WHAT THE TASK REQUIRES
Report how many lines below contain the word "clock", and give only that number.

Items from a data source
════
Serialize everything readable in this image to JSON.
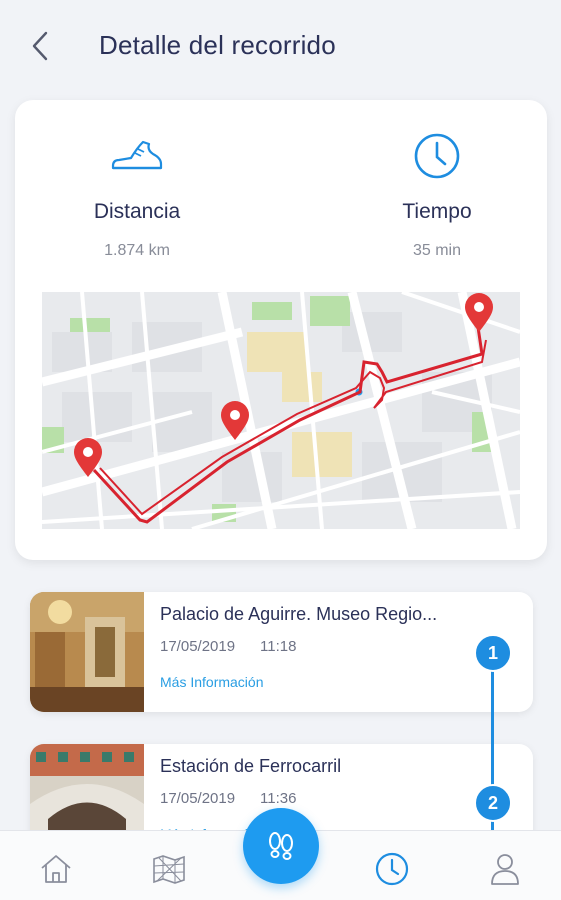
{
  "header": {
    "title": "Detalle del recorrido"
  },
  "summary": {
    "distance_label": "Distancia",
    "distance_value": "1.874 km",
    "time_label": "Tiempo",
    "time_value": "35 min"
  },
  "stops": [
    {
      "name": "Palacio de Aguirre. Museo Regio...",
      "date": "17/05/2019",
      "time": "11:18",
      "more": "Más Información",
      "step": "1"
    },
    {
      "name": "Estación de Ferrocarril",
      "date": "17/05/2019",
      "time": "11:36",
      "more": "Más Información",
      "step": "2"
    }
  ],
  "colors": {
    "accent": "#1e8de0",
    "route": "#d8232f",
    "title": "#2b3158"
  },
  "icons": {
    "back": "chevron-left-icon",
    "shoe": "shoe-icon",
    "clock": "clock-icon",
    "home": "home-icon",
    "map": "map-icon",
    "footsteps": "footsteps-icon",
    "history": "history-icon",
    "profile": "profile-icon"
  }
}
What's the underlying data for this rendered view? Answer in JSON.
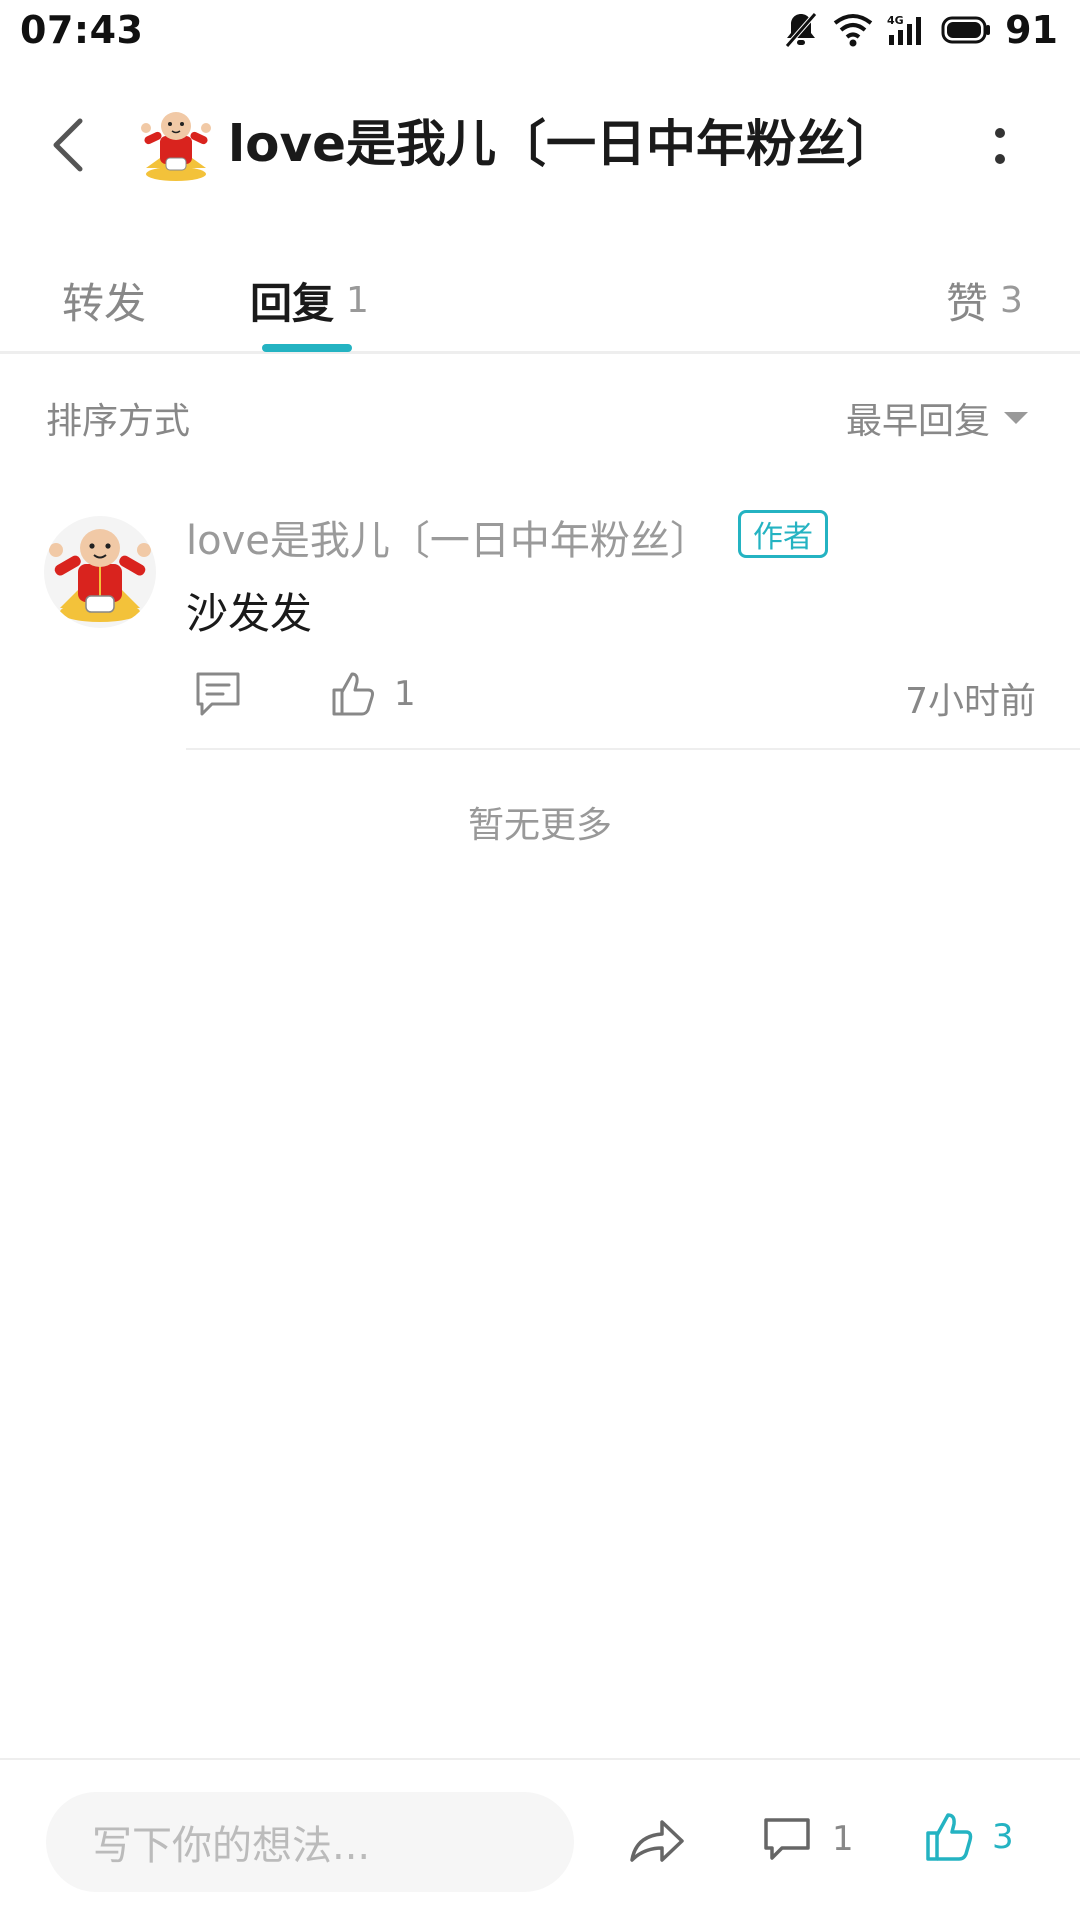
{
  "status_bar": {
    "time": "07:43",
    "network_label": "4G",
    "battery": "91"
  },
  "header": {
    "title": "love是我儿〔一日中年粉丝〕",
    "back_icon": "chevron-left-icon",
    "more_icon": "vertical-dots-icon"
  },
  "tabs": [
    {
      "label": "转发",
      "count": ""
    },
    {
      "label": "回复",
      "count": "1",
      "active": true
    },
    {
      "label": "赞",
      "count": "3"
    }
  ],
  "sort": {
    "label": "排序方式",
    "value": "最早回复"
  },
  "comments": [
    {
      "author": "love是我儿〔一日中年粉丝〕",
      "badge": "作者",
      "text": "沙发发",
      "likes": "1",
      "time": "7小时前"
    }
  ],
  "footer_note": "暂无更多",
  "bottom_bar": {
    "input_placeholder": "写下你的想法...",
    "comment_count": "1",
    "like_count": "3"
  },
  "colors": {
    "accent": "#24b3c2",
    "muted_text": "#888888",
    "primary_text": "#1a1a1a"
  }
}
════
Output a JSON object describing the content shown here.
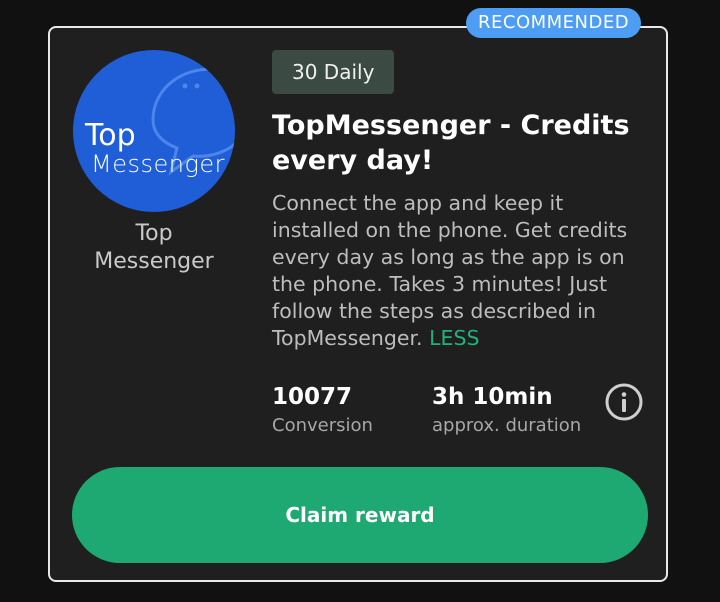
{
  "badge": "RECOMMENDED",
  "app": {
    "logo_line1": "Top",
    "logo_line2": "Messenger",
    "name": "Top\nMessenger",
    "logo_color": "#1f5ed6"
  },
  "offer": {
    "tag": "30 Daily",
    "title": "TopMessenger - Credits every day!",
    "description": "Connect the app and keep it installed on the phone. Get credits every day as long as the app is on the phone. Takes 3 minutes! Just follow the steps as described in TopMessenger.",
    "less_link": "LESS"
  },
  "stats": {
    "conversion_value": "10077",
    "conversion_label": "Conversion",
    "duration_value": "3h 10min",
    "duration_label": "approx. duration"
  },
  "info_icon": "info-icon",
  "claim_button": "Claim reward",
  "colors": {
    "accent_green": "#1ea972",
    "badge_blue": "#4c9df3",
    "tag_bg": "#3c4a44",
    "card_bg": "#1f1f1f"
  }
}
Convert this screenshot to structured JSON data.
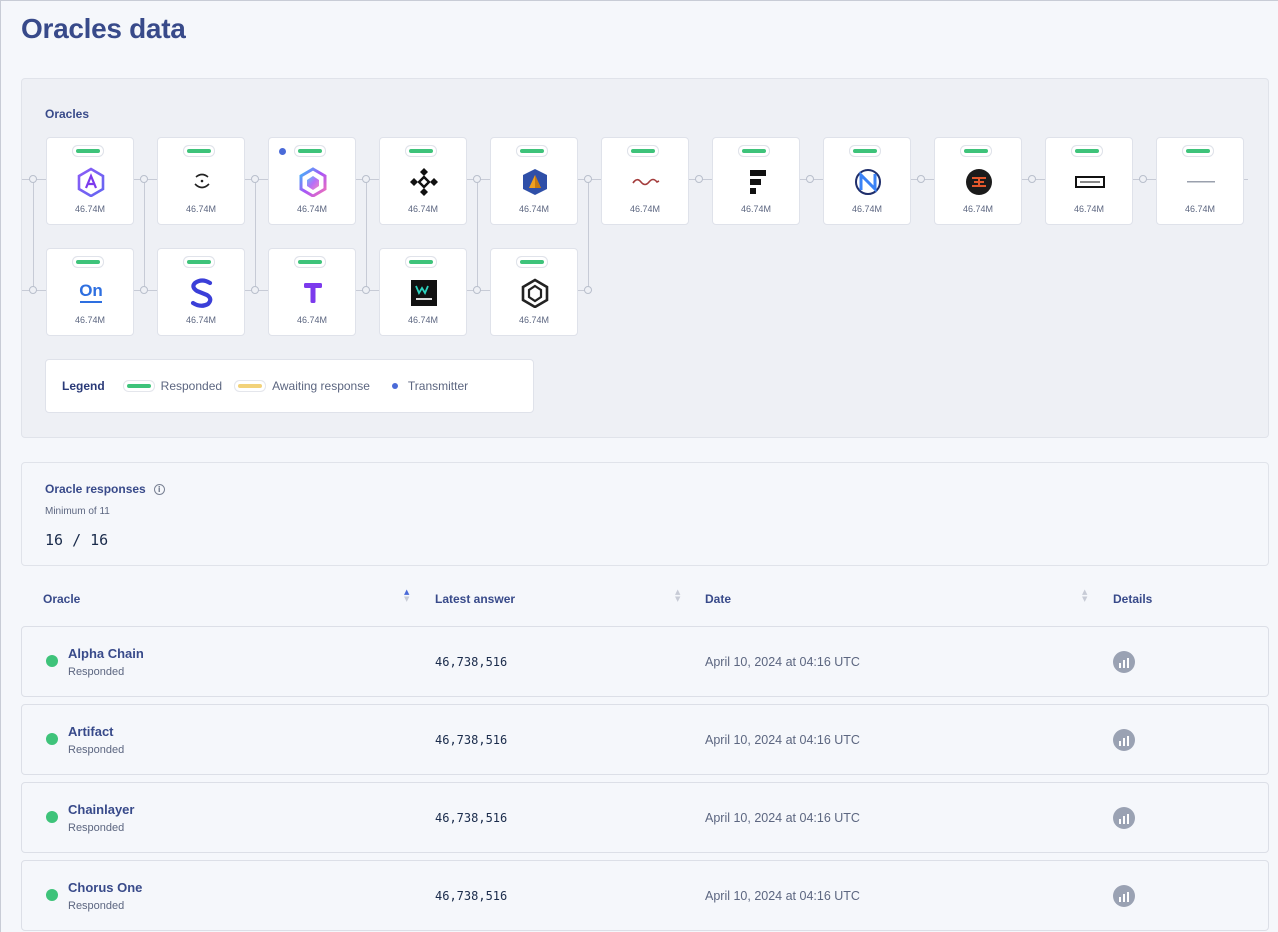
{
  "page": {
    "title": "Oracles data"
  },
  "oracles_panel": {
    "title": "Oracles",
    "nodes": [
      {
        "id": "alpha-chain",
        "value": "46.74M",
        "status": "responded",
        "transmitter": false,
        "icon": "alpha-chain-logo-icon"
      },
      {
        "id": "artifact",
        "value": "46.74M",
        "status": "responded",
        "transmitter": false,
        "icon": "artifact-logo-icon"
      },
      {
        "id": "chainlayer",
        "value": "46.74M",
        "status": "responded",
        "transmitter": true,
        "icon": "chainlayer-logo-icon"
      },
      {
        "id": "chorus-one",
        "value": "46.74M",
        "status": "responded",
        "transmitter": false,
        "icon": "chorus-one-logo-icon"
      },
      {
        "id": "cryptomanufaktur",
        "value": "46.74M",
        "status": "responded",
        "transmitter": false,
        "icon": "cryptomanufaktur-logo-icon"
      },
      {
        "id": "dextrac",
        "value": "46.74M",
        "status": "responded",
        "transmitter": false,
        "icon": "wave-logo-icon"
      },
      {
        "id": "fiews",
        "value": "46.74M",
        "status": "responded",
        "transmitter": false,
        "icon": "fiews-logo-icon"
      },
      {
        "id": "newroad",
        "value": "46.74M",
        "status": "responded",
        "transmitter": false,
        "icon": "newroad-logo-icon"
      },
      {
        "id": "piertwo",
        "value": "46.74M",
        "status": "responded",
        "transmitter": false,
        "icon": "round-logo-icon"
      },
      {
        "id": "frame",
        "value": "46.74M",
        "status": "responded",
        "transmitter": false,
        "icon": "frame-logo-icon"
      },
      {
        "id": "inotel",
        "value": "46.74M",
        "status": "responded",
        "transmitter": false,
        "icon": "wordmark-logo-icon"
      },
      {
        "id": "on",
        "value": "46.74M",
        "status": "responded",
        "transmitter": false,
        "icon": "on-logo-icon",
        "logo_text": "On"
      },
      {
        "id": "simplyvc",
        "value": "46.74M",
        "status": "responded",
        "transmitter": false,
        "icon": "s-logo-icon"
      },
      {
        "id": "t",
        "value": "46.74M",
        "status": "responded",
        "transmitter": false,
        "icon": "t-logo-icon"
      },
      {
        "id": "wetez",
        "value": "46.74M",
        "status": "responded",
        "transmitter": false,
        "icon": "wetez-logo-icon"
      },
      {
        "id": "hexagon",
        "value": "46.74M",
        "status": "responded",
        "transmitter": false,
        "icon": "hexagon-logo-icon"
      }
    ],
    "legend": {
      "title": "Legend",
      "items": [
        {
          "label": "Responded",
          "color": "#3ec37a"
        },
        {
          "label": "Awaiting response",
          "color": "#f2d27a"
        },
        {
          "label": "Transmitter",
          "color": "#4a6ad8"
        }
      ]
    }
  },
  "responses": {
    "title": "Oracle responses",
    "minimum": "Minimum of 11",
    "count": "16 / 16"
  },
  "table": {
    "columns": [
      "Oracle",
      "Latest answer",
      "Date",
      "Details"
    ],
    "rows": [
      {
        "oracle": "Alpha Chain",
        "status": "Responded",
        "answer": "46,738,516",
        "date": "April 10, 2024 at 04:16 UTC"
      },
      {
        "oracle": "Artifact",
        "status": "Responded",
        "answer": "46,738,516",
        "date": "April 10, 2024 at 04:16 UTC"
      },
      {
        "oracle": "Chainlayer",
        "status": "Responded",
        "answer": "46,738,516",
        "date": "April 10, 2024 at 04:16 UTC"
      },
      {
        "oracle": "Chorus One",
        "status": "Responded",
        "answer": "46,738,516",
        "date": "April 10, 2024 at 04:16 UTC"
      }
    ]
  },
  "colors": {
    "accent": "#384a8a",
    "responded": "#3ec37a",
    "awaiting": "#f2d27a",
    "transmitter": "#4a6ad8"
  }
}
════
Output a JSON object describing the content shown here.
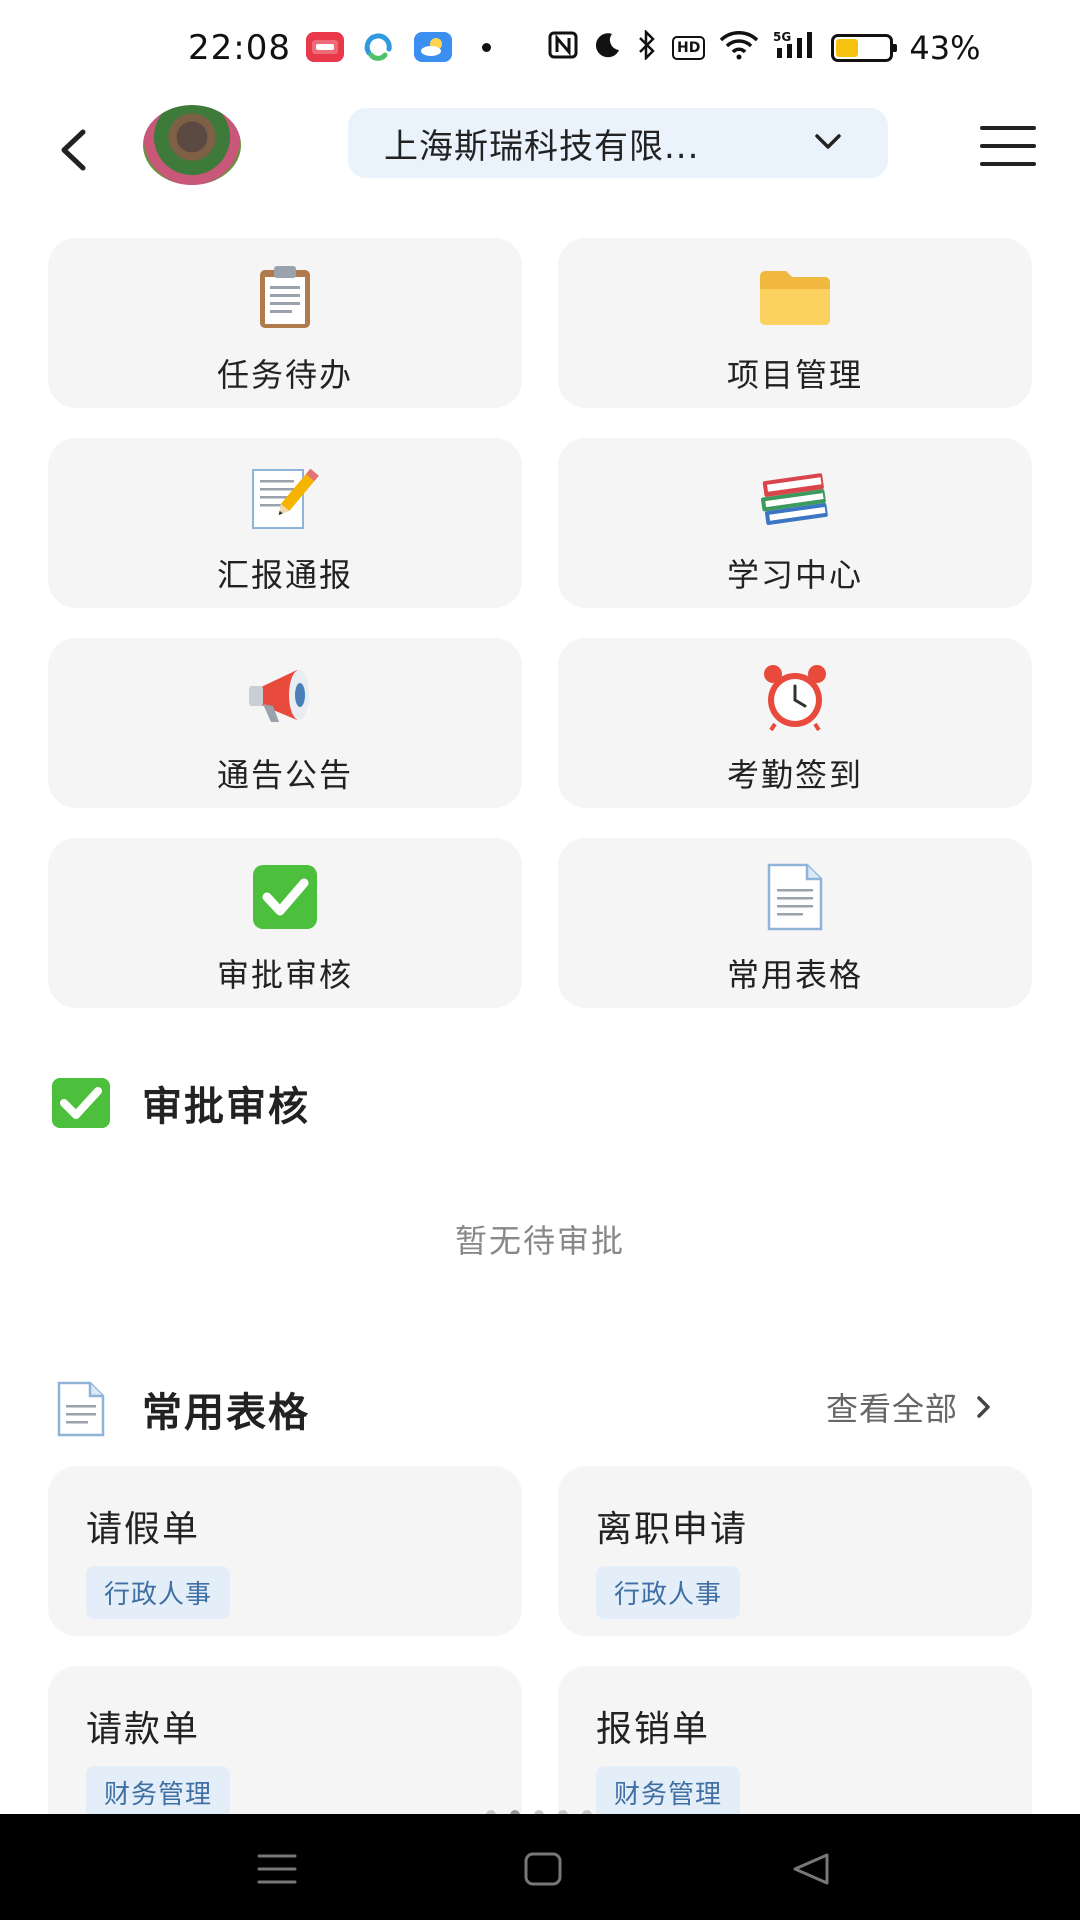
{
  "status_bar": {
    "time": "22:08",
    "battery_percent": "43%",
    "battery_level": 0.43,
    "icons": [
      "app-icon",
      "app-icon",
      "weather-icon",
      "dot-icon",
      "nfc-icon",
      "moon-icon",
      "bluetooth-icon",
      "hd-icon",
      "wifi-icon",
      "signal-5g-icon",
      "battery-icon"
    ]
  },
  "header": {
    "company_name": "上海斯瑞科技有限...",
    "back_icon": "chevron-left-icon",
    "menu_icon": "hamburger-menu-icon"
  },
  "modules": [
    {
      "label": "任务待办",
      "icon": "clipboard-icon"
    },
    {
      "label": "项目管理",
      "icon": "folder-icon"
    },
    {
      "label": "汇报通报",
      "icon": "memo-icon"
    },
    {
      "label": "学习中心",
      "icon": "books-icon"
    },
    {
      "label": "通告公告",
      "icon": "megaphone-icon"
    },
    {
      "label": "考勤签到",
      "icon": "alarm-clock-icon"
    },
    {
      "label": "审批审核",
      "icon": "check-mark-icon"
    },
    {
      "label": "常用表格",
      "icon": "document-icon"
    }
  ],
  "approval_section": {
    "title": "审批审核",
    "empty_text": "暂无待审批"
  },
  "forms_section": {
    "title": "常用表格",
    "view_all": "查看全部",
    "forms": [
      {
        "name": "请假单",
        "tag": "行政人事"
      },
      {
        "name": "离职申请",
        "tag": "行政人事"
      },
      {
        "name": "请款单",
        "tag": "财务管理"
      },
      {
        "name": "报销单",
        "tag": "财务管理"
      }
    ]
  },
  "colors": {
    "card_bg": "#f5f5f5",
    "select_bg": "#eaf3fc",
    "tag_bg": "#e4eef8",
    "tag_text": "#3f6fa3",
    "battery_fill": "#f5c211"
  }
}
════
TASK OUTPUT
2